— start PROVIDED RECORDS —

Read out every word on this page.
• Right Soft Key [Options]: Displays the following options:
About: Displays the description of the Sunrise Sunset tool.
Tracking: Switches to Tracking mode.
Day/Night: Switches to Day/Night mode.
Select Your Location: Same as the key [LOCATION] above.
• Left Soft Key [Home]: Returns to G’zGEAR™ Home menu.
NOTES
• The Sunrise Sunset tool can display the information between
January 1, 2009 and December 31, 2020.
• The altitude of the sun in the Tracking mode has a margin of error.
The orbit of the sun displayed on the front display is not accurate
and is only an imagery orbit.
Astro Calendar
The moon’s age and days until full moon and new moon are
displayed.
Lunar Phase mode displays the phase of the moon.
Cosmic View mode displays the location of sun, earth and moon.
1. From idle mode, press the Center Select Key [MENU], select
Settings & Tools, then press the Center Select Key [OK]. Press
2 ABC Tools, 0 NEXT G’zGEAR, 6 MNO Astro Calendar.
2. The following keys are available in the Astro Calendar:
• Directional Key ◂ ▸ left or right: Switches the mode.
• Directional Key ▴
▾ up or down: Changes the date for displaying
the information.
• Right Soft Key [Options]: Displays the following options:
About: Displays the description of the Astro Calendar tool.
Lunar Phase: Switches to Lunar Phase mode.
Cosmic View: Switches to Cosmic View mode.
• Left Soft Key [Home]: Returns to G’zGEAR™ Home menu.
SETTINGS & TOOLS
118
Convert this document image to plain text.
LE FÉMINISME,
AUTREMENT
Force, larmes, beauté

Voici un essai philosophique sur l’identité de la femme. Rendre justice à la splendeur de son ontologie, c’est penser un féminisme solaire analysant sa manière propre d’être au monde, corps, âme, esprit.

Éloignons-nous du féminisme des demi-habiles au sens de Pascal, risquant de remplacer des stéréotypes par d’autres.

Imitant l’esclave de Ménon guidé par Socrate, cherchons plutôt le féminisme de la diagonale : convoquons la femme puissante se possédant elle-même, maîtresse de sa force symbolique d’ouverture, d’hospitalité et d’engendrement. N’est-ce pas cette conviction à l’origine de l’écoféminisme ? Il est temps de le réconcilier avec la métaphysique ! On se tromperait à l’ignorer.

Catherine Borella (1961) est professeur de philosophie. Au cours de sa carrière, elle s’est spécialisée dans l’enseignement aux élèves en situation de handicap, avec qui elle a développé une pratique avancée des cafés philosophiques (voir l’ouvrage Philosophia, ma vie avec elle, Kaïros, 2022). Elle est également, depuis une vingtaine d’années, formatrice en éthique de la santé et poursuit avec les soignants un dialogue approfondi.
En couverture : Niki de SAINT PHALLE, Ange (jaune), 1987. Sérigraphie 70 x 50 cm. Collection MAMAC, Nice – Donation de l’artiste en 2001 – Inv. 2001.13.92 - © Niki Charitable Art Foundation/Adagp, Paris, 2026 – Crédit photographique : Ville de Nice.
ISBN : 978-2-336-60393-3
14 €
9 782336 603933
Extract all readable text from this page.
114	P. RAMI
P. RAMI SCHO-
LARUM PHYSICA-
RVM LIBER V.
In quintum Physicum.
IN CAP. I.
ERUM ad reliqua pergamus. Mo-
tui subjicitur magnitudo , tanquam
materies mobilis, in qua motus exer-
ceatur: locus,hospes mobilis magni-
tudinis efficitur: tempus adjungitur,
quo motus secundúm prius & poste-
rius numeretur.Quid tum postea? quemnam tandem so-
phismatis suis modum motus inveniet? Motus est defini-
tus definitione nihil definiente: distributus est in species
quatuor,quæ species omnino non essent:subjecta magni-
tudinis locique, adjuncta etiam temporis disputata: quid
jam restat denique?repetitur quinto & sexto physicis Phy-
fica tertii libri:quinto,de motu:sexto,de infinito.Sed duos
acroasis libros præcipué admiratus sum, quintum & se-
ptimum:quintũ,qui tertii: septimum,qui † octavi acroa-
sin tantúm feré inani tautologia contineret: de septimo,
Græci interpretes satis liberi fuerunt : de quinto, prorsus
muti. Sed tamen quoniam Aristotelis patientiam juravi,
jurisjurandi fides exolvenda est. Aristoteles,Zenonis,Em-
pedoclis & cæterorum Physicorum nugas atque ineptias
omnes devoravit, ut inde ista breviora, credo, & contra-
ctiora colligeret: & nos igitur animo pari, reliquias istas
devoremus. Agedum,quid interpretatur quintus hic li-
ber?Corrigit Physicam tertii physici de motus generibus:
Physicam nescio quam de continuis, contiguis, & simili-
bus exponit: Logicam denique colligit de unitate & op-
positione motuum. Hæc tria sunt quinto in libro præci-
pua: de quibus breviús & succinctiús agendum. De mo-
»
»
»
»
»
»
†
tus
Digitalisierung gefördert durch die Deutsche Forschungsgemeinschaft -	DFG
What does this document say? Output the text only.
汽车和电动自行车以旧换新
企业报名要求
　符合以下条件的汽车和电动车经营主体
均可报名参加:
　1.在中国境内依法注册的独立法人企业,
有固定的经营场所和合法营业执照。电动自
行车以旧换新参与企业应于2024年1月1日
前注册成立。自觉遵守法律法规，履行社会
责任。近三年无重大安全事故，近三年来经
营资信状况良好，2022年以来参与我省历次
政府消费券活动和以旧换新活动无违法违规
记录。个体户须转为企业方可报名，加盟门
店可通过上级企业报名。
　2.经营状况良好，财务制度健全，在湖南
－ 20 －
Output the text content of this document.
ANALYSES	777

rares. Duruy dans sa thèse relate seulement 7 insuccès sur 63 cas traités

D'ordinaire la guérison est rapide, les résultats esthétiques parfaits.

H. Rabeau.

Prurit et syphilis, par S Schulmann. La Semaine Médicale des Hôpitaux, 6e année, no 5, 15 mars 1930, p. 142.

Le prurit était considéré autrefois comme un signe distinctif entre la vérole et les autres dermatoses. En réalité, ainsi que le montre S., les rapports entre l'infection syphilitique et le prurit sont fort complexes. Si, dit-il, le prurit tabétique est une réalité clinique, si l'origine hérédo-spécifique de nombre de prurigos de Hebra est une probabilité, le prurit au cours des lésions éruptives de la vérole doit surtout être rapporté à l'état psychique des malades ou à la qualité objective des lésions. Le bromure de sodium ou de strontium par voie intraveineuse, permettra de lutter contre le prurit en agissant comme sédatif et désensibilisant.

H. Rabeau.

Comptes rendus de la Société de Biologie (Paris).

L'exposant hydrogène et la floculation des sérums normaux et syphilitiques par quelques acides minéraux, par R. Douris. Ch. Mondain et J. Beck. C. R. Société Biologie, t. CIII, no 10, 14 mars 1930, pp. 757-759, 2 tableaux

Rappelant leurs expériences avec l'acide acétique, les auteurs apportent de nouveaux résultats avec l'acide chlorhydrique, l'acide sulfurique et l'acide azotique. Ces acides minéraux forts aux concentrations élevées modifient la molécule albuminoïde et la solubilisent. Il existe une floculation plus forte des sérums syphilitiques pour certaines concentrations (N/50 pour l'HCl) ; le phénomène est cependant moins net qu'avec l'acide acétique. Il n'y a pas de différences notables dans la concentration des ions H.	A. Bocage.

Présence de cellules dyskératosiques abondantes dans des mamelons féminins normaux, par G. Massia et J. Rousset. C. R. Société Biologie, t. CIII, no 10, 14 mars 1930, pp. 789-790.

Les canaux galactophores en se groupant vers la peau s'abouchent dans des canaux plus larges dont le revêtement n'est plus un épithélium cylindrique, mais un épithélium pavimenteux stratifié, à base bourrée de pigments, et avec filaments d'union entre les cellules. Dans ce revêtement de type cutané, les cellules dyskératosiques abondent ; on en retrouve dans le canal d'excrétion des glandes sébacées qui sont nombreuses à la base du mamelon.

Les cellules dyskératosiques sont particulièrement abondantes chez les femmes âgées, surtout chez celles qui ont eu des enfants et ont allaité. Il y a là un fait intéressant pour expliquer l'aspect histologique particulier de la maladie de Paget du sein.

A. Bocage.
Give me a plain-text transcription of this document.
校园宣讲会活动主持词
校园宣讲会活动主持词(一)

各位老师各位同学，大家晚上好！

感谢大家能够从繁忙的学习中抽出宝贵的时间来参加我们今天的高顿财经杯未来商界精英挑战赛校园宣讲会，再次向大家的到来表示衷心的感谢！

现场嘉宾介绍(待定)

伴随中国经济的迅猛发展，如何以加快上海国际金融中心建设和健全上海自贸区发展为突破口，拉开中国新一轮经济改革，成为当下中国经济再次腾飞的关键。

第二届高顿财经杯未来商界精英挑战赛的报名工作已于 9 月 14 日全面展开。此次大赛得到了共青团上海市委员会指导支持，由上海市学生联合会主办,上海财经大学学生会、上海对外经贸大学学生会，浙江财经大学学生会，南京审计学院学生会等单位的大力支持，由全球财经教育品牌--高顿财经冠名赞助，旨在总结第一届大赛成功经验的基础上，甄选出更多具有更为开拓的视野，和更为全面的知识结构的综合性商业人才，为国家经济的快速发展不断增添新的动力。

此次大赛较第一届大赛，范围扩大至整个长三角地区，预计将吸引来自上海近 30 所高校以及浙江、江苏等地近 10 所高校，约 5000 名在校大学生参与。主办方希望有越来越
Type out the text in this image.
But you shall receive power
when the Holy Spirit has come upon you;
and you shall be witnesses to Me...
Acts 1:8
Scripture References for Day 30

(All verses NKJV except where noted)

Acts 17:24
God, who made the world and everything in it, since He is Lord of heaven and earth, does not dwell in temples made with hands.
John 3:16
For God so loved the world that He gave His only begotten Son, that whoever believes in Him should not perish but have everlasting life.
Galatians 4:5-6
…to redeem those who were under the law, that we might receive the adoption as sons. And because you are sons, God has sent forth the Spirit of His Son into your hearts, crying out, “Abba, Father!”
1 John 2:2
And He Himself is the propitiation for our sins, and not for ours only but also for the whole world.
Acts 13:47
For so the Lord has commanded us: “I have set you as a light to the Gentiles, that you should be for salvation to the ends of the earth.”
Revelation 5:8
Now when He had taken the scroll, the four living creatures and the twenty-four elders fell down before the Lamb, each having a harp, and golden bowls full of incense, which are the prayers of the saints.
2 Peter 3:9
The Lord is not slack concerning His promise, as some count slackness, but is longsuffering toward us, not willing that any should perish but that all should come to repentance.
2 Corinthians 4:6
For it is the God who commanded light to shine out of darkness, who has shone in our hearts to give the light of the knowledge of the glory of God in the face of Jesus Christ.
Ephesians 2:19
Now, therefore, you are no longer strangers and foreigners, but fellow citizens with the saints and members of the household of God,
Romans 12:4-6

— end PROVIDED RECORDS —

State, as a number only, how many lines in the entries include "abondantes".

### EXPECTED ANSWER
2